Your task is to copy the material exactly.

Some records

***

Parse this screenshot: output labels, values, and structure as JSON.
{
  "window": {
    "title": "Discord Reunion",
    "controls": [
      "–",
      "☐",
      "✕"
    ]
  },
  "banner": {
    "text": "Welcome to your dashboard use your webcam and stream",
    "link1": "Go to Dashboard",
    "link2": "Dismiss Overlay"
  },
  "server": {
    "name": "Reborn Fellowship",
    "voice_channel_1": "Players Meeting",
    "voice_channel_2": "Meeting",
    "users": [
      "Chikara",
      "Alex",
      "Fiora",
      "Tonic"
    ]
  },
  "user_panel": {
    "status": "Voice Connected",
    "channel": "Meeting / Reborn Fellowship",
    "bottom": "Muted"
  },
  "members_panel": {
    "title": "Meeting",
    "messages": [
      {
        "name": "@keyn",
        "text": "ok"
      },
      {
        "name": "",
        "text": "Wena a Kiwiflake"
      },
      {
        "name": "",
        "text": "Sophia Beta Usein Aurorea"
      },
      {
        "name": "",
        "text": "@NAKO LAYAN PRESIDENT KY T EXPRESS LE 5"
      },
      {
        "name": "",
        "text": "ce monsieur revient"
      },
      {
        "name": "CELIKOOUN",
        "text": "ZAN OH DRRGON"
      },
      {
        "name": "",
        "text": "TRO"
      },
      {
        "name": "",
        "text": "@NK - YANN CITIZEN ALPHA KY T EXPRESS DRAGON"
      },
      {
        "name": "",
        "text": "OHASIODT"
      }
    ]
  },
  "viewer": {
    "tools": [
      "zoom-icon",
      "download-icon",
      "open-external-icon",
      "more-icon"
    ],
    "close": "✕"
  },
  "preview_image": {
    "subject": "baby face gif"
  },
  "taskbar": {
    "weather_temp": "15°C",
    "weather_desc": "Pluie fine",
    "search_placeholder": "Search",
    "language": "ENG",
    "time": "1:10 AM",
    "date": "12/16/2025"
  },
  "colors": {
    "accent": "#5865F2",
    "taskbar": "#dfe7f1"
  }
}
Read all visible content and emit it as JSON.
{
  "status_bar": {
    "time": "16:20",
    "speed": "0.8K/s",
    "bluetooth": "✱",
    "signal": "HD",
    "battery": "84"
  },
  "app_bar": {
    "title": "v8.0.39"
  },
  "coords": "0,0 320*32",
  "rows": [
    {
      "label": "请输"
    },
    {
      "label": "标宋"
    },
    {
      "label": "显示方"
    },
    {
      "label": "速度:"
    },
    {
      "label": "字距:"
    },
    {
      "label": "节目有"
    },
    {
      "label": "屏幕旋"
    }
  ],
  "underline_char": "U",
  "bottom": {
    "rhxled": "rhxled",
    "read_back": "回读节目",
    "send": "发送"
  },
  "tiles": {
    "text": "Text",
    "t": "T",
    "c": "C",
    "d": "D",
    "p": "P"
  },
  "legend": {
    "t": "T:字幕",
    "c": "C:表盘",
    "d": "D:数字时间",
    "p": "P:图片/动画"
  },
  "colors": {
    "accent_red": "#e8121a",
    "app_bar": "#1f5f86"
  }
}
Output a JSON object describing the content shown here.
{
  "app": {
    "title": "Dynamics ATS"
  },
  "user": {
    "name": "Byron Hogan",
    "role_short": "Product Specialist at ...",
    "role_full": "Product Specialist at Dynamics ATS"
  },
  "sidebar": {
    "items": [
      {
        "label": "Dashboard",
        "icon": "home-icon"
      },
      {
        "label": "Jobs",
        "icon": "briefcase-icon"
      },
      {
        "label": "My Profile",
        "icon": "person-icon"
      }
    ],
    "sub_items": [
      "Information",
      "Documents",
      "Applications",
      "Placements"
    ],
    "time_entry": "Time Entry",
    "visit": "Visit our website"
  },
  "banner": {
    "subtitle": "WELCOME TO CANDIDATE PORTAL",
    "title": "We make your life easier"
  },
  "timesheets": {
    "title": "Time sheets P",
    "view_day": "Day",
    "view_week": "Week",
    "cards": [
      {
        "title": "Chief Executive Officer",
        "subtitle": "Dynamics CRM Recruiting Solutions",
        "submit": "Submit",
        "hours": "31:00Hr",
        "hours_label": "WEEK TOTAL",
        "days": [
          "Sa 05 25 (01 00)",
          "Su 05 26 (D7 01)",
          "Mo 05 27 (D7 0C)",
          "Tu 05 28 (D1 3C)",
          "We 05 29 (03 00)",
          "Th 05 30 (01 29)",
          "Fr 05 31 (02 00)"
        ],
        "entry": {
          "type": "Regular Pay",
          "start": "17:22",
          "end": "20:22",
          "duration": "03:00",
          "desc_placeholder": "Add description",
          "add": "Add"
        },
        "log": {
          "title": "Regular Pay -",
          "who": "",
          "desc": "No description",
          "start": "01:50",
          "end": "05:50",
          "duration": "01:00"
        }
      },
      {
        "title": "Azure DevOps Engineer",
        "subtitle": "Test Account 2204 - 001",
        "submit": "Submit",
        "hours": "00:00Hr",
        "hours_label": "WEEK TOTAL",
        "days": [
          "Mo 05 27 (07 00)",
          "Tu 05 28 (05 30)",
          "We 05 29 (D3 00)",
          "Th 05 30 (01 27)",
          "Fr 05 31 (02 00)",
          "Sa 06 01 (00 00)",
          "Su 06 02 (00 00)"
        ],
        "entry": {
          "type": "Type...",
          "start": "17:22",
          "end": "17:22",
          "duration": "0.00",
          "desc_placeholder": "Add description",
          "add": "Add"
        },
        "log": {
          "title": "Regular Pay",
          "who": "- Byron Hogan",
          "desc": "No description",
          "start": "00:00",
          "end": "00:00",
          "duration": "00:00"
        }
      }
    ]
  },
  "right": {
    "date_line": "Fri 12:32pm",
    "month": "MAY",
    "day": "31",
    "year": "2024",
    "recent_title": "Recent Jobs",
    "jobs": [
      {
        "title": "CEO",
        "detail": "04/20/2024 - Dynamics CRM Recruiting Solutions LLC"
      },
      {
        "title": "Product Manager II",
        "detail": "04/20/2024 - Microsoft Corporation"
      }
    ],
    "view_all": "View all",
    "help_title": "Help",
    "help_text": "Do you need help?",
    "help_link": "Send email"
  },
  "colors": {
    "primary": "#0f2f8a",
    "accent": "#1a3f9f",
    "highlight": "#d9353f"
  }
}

***

**TASK SOLUTION:**
Parse this screenshot: output labels, values, and structure as JSON.
{
  "window": {
    "title": "Discord Reunion",
    "controls": [
      "–",
      "☐",
      "✕"
    ]
  },
  "banner": {
    "text": "Welcome to your dashboard use your webcam and stream",
    "link1": "Go to Dashboard",
    "link2": "Dismiss Overlay"
  },
  "server": {
    "name": "Reborn Fellowship",
    "voice_channel_1": "Players Meeting",
    "voice_channel_2": "Meeting",
    "users": [
      "Chikara",
      "Alex",
      "Fiora",
      "Tonic"
    ]
  },
  "user_panel": {
    "status": "Voice Connected",
    "channel": "Meeting / Reborn Fellowship",
    "bottom": "Muted"
  },
  "members_panel": {
    "title": "Meeting",
    "messages": [
      {
        "name": "@keyn",
        "text": "ok"
      },
      {
        "name": "",
        "text": "Wena a Kiwiflake"
      },
      {
        "name": "",
        "text": "Sophia Beta Usein Aurorea"
      },
      {
        "name": "",
        "text": "@NAKO LAYAN PRESIDENT KY T EXPRESS LE 5"
      },
      {
        "name": "",
        "text": "ce monsieur revient"
      },
      {
        "name": "CELIKOOUN",
        "text": "ZAN OH DRRGON"
      },
      {
        "name": "",
        "text": "TRO"
      },
      {
        "name": "",
        "text": "@NK - YANN CITIZEN ALPHA KY T EXPRESS DRAGON"
      },
      {
        "name": "",
        "text": "OHASIODT"
      }
    ]
  },
  "viewer": {
    "tools": [
      "zoom-icon",
      "download-icon",
      "open-external-icon",
      "more-icon"
    ],
    "close": "✕"
  },
  "preview_image": {
    "subject": "baby face gif"
  },
  "taskbar": {
    "weather_temp": "15°C",
    "weather_desc": "Pluie fine",
    "search_placeholder": "Search",
    "language": "ENG",
    "time": "1:10 AM",
    "date": "12/16/2025"
  },
  "colors": {
    "accent": "#5865F2",
    "taskbar": "#dfe7f1"
  }
}
Read all visible content and emit it as JSON.
{
  "status_bar": {
    "time": "16:20",
    "speed": "0.8K/s",
    "bluetooth": "✱",
    "signal": "HD",
    "battery": "84"
  },
  "app_bar": {
    "title": "v8.0.39"
  },
  "coords": "0,0 320*32",
  "rows": [
    {
      "label": "请输"
    },
    {
      "label": "标宋"
    },
    {
      "label": "显示方"
    },
    {
      "label": "速度:"
    },
    {
      "label": "字距:"
    },
    {
      "label": "节目有"
    },
    {
      "label": "屏幕旋"
    }
  ],
  "underline_char": "U",
  "bottom": {
    "rhxled": "rhxled",
    "read_back": "回读节目",
    "send": "发送"
  },
  "tiles": {
    "text": "Text",
    "t": "T",
    "c": "C",
    "d": "D",
    "p": "P"
  },
  "legend": {
    "t": "T:字幕",
    "c": "C:表盘",
    "d": "D:数字时间",
    "p": "P:图片/动画"
  },
  "colors": {
    "accent_red": "#e8121a",
    "app_bar": "#1f5f86"
  }
}
Output a JSON object describing the content shown here.
{
  "app": {
    "title": "Dynamics ATS"
  },
  "user": {
    "name": "Byron Hogan",
    "role_short": "Product Specialist at ...",
    "role_full": "Product Specialist at Dynamics ATS"
  },
  "sidebar": {
    "items": [
      {
        "label": "Dashboard",
        "icon": "home-icon"
      },
      {
        "label": "Jobs",
        "icon": "briefcase-icon"
      },
      {
        "label": "My Profile",
        "icon": "person-icon"
      }
    ],
    "sub_items": [
      "Information",
      "Documents",
      "Applications",
      "Placements"
    ],
    "time_entry": "Time Entry",
    "visit": "Visit our website"
  },
  "banner": {
    "subtitle": "WELCOME TO CANDIDATE PORTAL",
    "title": "We make your life easier"
  },
  "timesheets": {
    "title": "Time sheets P",
    "view_day": "Day",
    "view_week": "Week",
    "cards": [
      {
        "title": "Chief Executive Officer",
        "subtitle": "Dynamics CRM Recruiting Solutions",
        "submit": "Submit",
        "hours": "31:00Hr",
        "hours_label": "WEEK TOTAL",
        "days": [
          "Sa 05 25 (01 00)",
          "Su 05 26 (D7 01)",
          "Mo 05 27 (D7 0C)",
          "Tu 05 28 (D1 3C)",
          "We 05 29 (03 00)",
          "Th 05 30 (01 29)",
          "Fr 05 31 (02 00)"
        ],
        "entry": {
          "type": "Regular Pay",
          "start": "17:22",
          "end": "20:22",
          "duration": "03:00",
          "desc_placeholder": "Add description",
          "add": "Add"
        },
        "log": {
          "title": "Regular Pay -",
          "who": "",
          "desc": "No description",
          "start": "01:50",
          "end": "05:50",
          "duration": "01:00"
        }
      },
      {
        "title": "Azure DevOps Engineer",
        "subtitle": "Test Account 2204 - 001",
        "submit": "Submit",
        "hours": "00:00Hr",
        "hours_label": "WEEK TOTAL",
        "days": [
          "Mo 05 27 (07 00)",
          "Tu 05 28 (05 30)",
          "We 05 29 (D3 00)",
          "Th 05 30 (01 27)",
          "Fr 05 31 (02 00)",
          "Sa 06 01 (00 00)",
          "Su 06 02 (00 00)"
        ],
        "entry": {
          "type": "Type...",
          "start": "17:22",
          "end": "17:22",
          "duration": "0.00",
          "desc_placeholder": "Add description",
          "add": "Add"
        },
        "log": {
          "title": "Regular Pay",
          "who": "- Byron Hogan",
          "desc": "No description",
          "start": "00:00",
          "end": "00:00",
          "duration": "00:00"
        }
      }
    ]
  },
  "right": {
    "date_line": "Fri 12:32pm",
    "month": "MAY",
    "day": "31",
    "year": "2024",
    "recent_title": "Recent Jobs",
    "jobs": [
      {
        "title": "CEO",
        "detail": "04/20/2024 - Dynamics CRM Recruiting Solutions LLC"
      },
      {
        "title": "Product Manager II",
        "detail": "04/20/2024 - Microsoft Corporation"
      }
    ],
    "view_all": "View all",
    "help_title": "Help",
    "help_text": "Do you need help?",
    "help_link": "Send email"
  },
  "colors": {
    "primary": "#0f2f8a",
    "accent": "#1a3f9f",
    "highlight": "#d9353f"
  }
}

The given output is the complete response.